**RECORDED INFORMATION:**

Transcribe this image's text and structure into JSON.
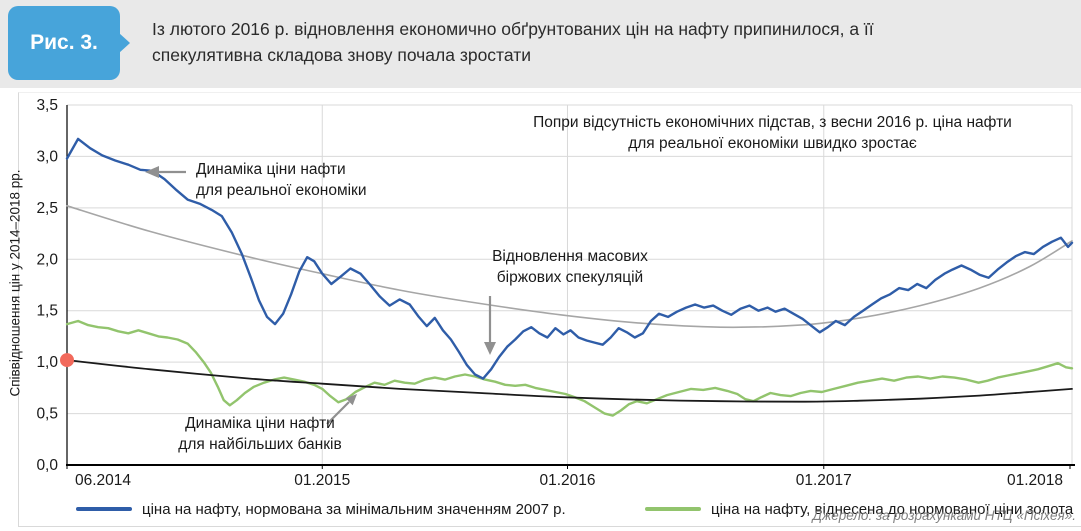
{
  "figure": {
    "badge": "Рис. 3.",
    "title": "Із лютого 2016 р. відновлення економично обґрунтованих цін на нафту припинилося,  а її\nспекулятивна складова знову почала зростати",
    "source": "Джерело: за розрахунками НТЦ «Псіхея»."
  },
  "colors": {
    "badge": "#47a4da",
    "header_bg": "#e9e9e9",
    "grid": "#d9d9d9",
    "axis": "#000000",
    "arrow": "#909090"
  },
  "chart_data": {
    "type": "line",
    "title": "",
    "xlabel": "",
    "ylabel": "Співвідношення цін у 2014–2018 рр.",
    "ylim": [
      0,
      3.5
    ],
    "grid": true,
    "legend_position": "bottom",
    "y_ticks": [
      {
        "v": 0.0,
        "label": "0,0"
      },
      {
        "v": 0.5,
        "label": "0,5"
      },
      {
        "v": 1.0,
        "label": "1,0"
      },
      {
        "v": 1.5,
        "label": "1,5"
      },
      {
        "v": 2.0,
        "label": "2,0"
      },
      {
        "v": 2.5,
        "label": "2,5"
      },
      {
        "v": 3.0,
        "label": "3,0"
      },
      {
        "v": 3.5,
        "label": "3,5"
      }
    ],
    "x_ticks": [
      {
        "pos": 0.0,
        "label": "06.2014"
      },
      {
        "pos": 0.254,
        "label": "01.2015"
      },
      {
        "pos": 0.498,
        "label": "01.2016"
      },
      {
        "pos": 0.753,
        "label": "01.2017"
      },
      {
        "pos": 0.998,
        "label": "01.2018"
      }
    ],
    "series": [
      {
        "name": "ціна на нафту, нормована за мінімальним значенням 2007 р.",
        "color": "#2f5da8",
        "style": "noisy",
        "width": 2.4,
        "points": [
          [
            0.0,
            2.98
          ],
          [
            0.011,
            3.17
          ],
          [
            0.023,
            3.08
          ],
          [
            0.035,
            3.01
          ],
          [
            0.048,
            2.96
          ],
          [
            0.061,
            2.92
          ],
          [
            0.073,
            2.87
          ],
          [
            0.085,
            2.86
          ],
          [
            0.097,
            2.78
          ],
          [
            0.108,
            2.68
          ],
          [
            0.12,
            2.58
          ],
          [
            0.132,
            2.54
          ],
          [
            0.144,
            2.48
          ],
          [
            0.154,
            2.42
          ],
          [
            0.164,
            2.26
          ],
          [
            0.174,
            2.05
          ],
          [
            0.183,
            1.82
          ],
          [
            0.191,
            1.6
          ],
          [
            0.199,
            1.44
          ],
          [
            0.207,
            1.37
          ],
          [
            0.215,
            1.47
          ],
          [
            0.223,
            1.66
          ],
          [
            0.231,
            1.88
          ],
          [
            0.239,
            2.02
          ],
          [
            0.246,
            1.98
          ],
          [
            0.254,
            1.86
          ],
          [
            0.263,
            1.76
          ],
          [
            0.272,
            1.83
          ],
          [
            0.282,
            1.91
          ],
          [
            0.292,
            1.86
          ],
          [
            0.301,
            1.76
          ],
          [
            0.311,
            1.64
          ],
          [
            0.321,
            1.55
          ],
          [
            0.331,
            1.61
          ],
          [
            0.341,
            1.56
          ],
          [
            0.35,
            1.44
          ],
          [
            0.358,
            1.35
          ],
          [
            0.366,
            1.43
          ],
          [
            0.374,
            1.31
          ],
          [
            0.382,
            1.22
          ],
          [
            0.39,
            1.1
          ],
          [
            0.398,
            0.97
          ],
          [
            0.406,
            0.88
          ],
          [
            0.414,
            0.84
          ],
          [
            0.422,
            0.93
          ],
          [
            0.43,
            1.05
          ],
          [
            0.438,
            1.15
          ],
          [
            0.446,
            1.22
          ],
          [
            0.454,
            1.3
          ],
          [
            0.462,
            1.34
          ],
          [
            0.47,
            1.28
          ],
          [
            0.478,
            1.24
          ],
          [
            0.486,
            1.33
          ],
          [
            0.494,
            1.27
          ],
          [
            0.501,
            1.31
          ],
          [
            0.509,
            1.24
          ],
          [
            0.517,
            1.21
          ],
          [
            0.525,
            1.19
          ],
          [
            0.533,
            1.17
          ],
          [
            0.541,
            1.24
          ],
          [
            0.549,
            1.33
          ],
          [
            0.557,
            1.29
          ],
          [
            0.565,
            1.24
          ],
          [
            0.573,
            1.28
          ],
          [
            0.581,
            1.4
          ],
          [
            0.589,
            1.47
          ],
          [
            0.598,
            1.44
          ],
          [
            0.607,
            1.49
          ],
          [
            0.616,
            1.53
          ],
          [
            0.625,
            1.56
          ],
          [
            0.634,
            1.53
          ],
          [
            0.643,
            1.55
          ],
          [
            0.652,
            1.5
          ],
          [
            0.661,
            1.46
          ],
          [
            0.67,
            1.52
          ],
          [
            0.679,
            1.55
          ],
          [
            0.688,
            1.5
          ],
          [
            0.697,
            1.53
          ],
          [
            0.705,
            1.49
          ],
          [
            0.714,
            1.52
          ],
          [
            0.723,
            1.47
          ],
          [
            0.732,
            1.42
          ],
          [
            0.741,
            1.35
          ],
          [
            0.749,
            1.29
          ],
          [
            0.757,
            1.34
          ],
          [
            0.765,
            1.4
          ],
          [
            0.774,
            1.36
          ],
          [
            0.783,
            1.44
          ],
          [
            0.792,
            1.5
          ],
          [
            0.801,
            1.56
          ],
          [
            0.81,
            1.62
          ],
          [
            0.819,
            1.66
          ],
          [
            0.828,
            1.72
          ],
          [
            0.837,
            1.7
          ],
          [
            0.846,
            1.76
          ],
          [
            0.855,
            1.72
          ],
          [
            0.864,
            1.8
          ],
          [
            0.873,
            1.86
          ],
          [
            0.881,
            1.9
          ],
          [
            0.89,
            1.94
          ],
          [
            0.899,
            1.9
          ],
          [
            0.908,
            1.85
          ],
          [
            0.917,
            1.82
          ],
          [
            0.926,
            1.9
          ],
          [
            0.935,
            1.97
          ],
          [
            0.944,
            2.03
          ],
          [
            0.953,
            2.07
          ],
          [
            0.962,
            2.05
          ],
          [
            0.971,
            2.12
          ],
          [
            0.98,
            2.17
          ],
          [
            0.989,
            2.21
          ],
          [
            0.996,
            2.12
          ],
          [
            1.0,
            2.16
          ]
        ]
      },
      {
        "name": "ціна на нафту, віднесена до нормованої ціни золота",
        "color": "#92c46d",
        "style": "noisy",
        "width": 2.4,
        "points": [
          [
            0.0,
            1.37
          ],
          [
            0.011,
            1.4
          ],
          [
            0.021,
            1.36
          ],
          [
            0.031,
            1.34
          ],
          [
            0.041,
            1.33
          ],
          [
            0.051,
            1.3
          ],
          [
            0.061,
            1.28
          ],
          [
            0.071,
            1.31
          ],
          [
            0.081,
            1.28
          ],
          [
            0.091,
            1.25
          ],
          [
            0.1,
            1.24
          ],
          [
            0.11,
            1.22
          ],
          [
            0.12,
            1.18
          ],
          [
            0.128,
            1.1
          ],
          [
            0.136,
            1.0
          ],
          [
            0.143,
            0.9
          ],
          [
            0.15,
            0.76
          ],
          [
            0.156,
            0.63
          ],
          [
            0.162,
            0.58
          ],
          [
            0.169,
            0.63
          ],
          [
            0.177,
            0.7
          ],
          [
            0.186,
            0.76
          ],
          [
            0.196,
            0.8
          ],
          [
            0.206,
            0.83
          ],
          [
            0.216,
            0.85
          ],
          [
            0.226,
            0.83
          ],
          [
            0.236,
            0.81
          ],
          [
            0.246,
            0.78
          ],
          [
            0.254,
            0.74
          ],
          [
            0.262,
            0.67
          ],
          [
            0.27,
            0.61
          ],
          [
            0.278,
            0.64
          ],
          [
            0.287,
            0.71
          ],
          [
            0.297,
            0.76
          ],
          [
            0.306,
            0.8
          ],
          [
            0.316,
            0.78
          ],
          [
            0.326,
            0.82
          ],
          [
            0.336,
            0.8
          ],
          [
            0.346,
            0.79
          ],
          [
            0.356,
            0.83
          ],
          [
            0.366,
            0.85
          ],
          [
            0.376,
            0.83
          ],
          [
            0.386,
            0.86
          ],
          [
            0.396,
            0.88
          ],
          [
            0.406,
            0.86
          ],
          [
            0.416,
            0.83
          ],
          [
            0.426,
            0.81
          ],
          [
            0.436,
            0.78
          ],
          [
            0.446,
            0.77
          ],
          [
            0.456,
            0.78
          ],
          [
            0.466,
            0.75
          ],
          [
            0.476,
            0.73
          ],
          [
            0.486,
            0.71
          ],
          [
            0.496,
            0.69
          ],
          [
            0.505,
            0.66
          ],
          [
            0.515,
            0.62
          ],
          [
            0.525,
            0.56
          ],
          [
            0.535,
            0.5
          ],
          [
            0.543,
            0.48
          ],
          [
            0.551,
            0.53
          ],
          [
            0.559,
            0.59
          ],
          [
            0.567,
            0.62
          ],
          [
            0.577,
            0.6
          ],
          [
            0.587,
            0.64
          ],
          [
            0.597,
            0.68
          ],
          [
            0.609,
            0.71
          ],
          [
            0.621,
            0.74
          ],
          [
            0.633,
            0.73
          ],
          [
            0.645,
            0.75
          ],
          [
            0.657,
            0.72
          ],
          [
            0.667,
            0.69
          ],
          [
            0.675,
            0.64
          ],
          [
            0.683,
            0.62
          ],
          [
            0.691,
            0.66
          ],
          [
            0.7,
            0.7
          ],
          [
            0.71,
            0.68
          ],
          [
            0.72,
            0.67
          ],
          [
            0.73,
            0.7
          ],
          [
            0.74,
            0.72
          ],
          [
            0.751,
            0.71
          ],
          [
            0.763,
            0.74
          ],
          [
            0.775,
            0.77
          ],
          [
            0.787,
            0.8
          ],
          [
            0.799,
            0.82
          ],
          [
            0.811,
            0.84
          ],
          [
            0.823,
            0.82
          ],
          [
            0.835,
            0.85
          ],
          [
            0.847,
            0.86
          ],
          [
            0.859,
            0.84
          ],
          [
            0.871,
            0.86
          ],
          [
            0.883,
            0.85
          ],
          [
            0.895,
            0.83
          ],
          [
            0.907,
            0.8
          ],
          [
            0.916,
            0.82
          ],
          [
            0.926,
            0.85
          ],
          [
            0.936,
            0.87
          ],
          [
            0.946,
            0.89
          ],
          [
            0.956,
            0.91
          ],
          [
            0.966,
            0.93
          ],
          [
            0.976,
            0.96
          ],
          [
            0.986,
            0.99
          ],
          [
            0.994,
            0.95
          ],
          [
            1.0,
            0.94
          ]
        ]
      },
      {
        "name": "тренд: динаміка ціни нафти для реальної економіки",
        "color": "#a6a6a6",
        "style": "trend",
        "width": 1.6,
        "points": [
          [
            0.0,
            2.52
          ],
          [
            0.083,
            2.27
          ],
          [
            0.182,
            2.02
          ],
          [
            0.254,
            1.86
          ],
          [
            0.331,
            1.7
          ],
          [
            0.411,
            1.57
          ],
          [
            0.491,
            1.46
          ],
          [
            0.57,
            1.38
          ],
          [
            0.65,
            1.34
          ],
          [
            0.729,
            1.36
          ],
          [
            0.789,
            1.43
          ],
          [
            0.849,
            1.55
          ],
          [
            0.908,
            1.72
          ],
          [
            0.958,
            1.93
          ],
          [
            1.0,
            2.18
          ]
        ]
      },
      {
        "name": "тренд: динаміка ціни нафти для найбільших банків",
        "color": "#1a1a1a",
        "style": "trend",
        "width": 1.8,
        "points": [
          [
            0.0,
            1.02
          ],
          [
            0.083,
            0.93
          ],
          [
            0.182,
            0.84
          ],
          [
            0.254,
            0.79
          ],
          [
            0.331,
            0.74
          ],
          [
            0.411,
            0.7
          ],
          [
            0.491,
            0.66
          ],
          [
            0.57,
            0.635
          ],
          [
            0.65,
            0.62
          ],
          [
            0.729,
            0.615
          ],
          [
            0.789,
            0.625
          ],
          [
            0.849,
            0.645
          ],
          [
            0.908,
            0.675
          ],
          [
            0.958,
            0.71
          ],
          [
            1.0,
            0.74
          ]
        ]
      }
    ],
    "marker": {
      "x": 0.0,
      "y": 1.02,
      "color": "#f2695b"
    },
    "annotations": [
      {
        "id": "no-grounds",
        "text": "Попри відсутність економічних підстав,  з весни 2016 р. ціна нафти\nдля реальної економіки швидко зростає"
      },
      {
        "id": "real-economy",
        "text": "Динаміка ціни нафти\nдля реальної економіки"
      },
      {
        "id": "speculation",
        "text": "Відновлення масових\nбіржових спекуляцій"
      },
      {
        "id": "banks",
        "text": "Динаміка ціни нафти\nдля найбільших банків"
      }
    ]
  }
}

**SET PROBLEM:** Collect the complete line wherever the string "ціна" appears in the records.

**THE SOLUTION:**
        "name": "ціна на нафту, нормована за мінімальним значенням 2007 р.",
        "name": "ціна на нафту, віднесена до нормованої ціни золота",
        "text": "Попри відсутність економічних підстав,  з весни 2016 р. ціна нафти\nдля реальної економіки швидко зростає"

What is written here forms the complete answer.